* [What is being asked]: Write out the listing in full, matching it word for word.

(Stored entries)
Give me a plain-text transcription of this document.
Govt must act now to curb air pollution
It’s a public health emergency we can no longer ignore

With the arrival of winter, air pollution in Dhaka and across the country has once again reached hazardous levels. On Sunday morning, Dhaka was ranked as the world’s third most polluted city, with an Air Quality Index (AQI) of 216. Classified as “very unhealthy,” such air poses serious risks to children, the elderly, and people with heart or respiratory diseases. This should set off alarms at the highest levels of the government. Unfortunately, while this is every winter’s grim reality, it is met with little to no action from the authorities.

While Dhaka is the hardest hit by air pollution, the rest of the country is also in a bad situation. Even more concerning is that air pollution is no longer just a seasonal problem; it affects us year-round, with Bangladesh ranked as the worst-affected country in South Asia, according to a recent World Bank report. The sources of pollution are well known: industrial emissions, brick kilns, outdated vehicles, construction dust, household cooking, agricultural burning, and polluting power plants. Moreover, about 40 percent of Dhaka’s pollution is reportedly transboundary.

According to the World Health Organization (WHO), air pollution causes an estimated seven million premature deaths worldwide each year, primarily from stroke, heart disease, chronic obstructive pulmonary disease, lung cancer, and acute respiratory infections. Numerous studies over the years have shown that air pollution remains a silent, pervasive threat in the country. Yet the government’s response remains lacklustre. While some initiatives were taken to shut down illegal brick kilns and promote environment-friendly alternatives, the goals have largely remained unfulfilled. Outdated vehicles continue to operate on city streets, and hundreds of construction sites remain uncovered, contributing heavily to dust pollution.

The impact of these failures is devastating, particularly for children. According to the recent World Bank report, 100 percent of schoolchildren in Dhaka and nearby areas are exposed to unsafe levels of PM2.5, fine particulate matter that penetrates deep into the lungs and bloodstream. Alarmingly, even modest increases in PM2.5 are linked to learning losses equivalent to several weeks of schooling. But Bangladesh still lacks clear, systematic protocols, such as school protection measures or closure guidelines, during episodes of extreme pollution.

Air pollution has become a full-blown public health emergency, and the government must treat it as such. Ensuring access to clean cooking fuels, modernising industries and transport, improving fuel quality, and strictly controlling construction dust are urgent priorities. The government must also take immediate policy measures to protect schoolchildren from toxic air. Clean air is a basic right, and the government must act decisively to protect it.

* [Solution]:
Give me a plain-text transcription of this document.
Govt must act now to curb air pollution
It’s a public health emergency we can no longer ignore

With the arrival of winter, air pollution in Dhaka and across the country has once again reached hazardous levels. On Sunday morning, Dhaka was ranked as the world’s third most polluted city, with an Air Quality Index (AQI) of 216. Classified as “very unhealthy,” such air poses serious risks to children, the elderly, and people with heart or respiratory diseases. This should set off alarms at the highest levels of the government. Unfortunately, while this is every winter’s grim reality, it is met with little to no action from the authorities.

While Dhaka is the hardest hit by air pollution, the rest of the country is also in a bad situation. Even more concerning is that air pollution is no longer just a seasonal problem; it affects us year-round, with Bangladesh ranked as the worst-affected country in South Asia, according to a recent World Bank report. The sources of pollution are well known: industrial emissions, brick kilns, outdated vehicles, construction dust, household cooking, agricultural burning, and polluting power plants. Moreover, about 40 percent of Dhaka’s pollution is reportedly transboundary.

According to the World Health Organization (WHO), air pollution causes an estimated seven million premature deaths worldwide each year, primarily from stroke, heart disease, chronic obstructive pulmonary disease, lung cancer, and acute respiratory infections. Numerous studies over the years have shown that air pollution remains a silent, pervasive threat in the country. Yet the government’s response remains lacklustre. While some initiatives were taken to shut down illegal brick kilns and promote environment-friendly alternatives, the goals have largely remained unfulfilled. Outdated vehicles continue to operate on city streets, and hundreds of construction sites remain uncovered, contributing heavily to dust pollution.

The impact of these failures is devastating, particularly for children. According to the recent World Bank report, 100 percent of schoolchildren in Dhaka and nearby areas are exposed to unsafe levels of PM2.5, fine particulate matter that penetrates deep into the lungs and bloodstream. Alarmingly, even modest increases in PM2.5 are linked to learning losses equivalent to several weeks of schooling. But Bangladesh still lacks clear, systematic protocols, such as school protection measures or closure guidelines, during episodes of extreme pollution.

Air pollution has become a full-blown public health emergency, and the government must treat it as such. Ensuring access to clean cooking fuels, modernising industries and transport, improving fuel quality, and strictly controlling construction dust are urgent priorities. The government must also take immediate policy measures to protect schoolchildren from toxic air. Clean air is a basic right, and the government must act decisively to protect it.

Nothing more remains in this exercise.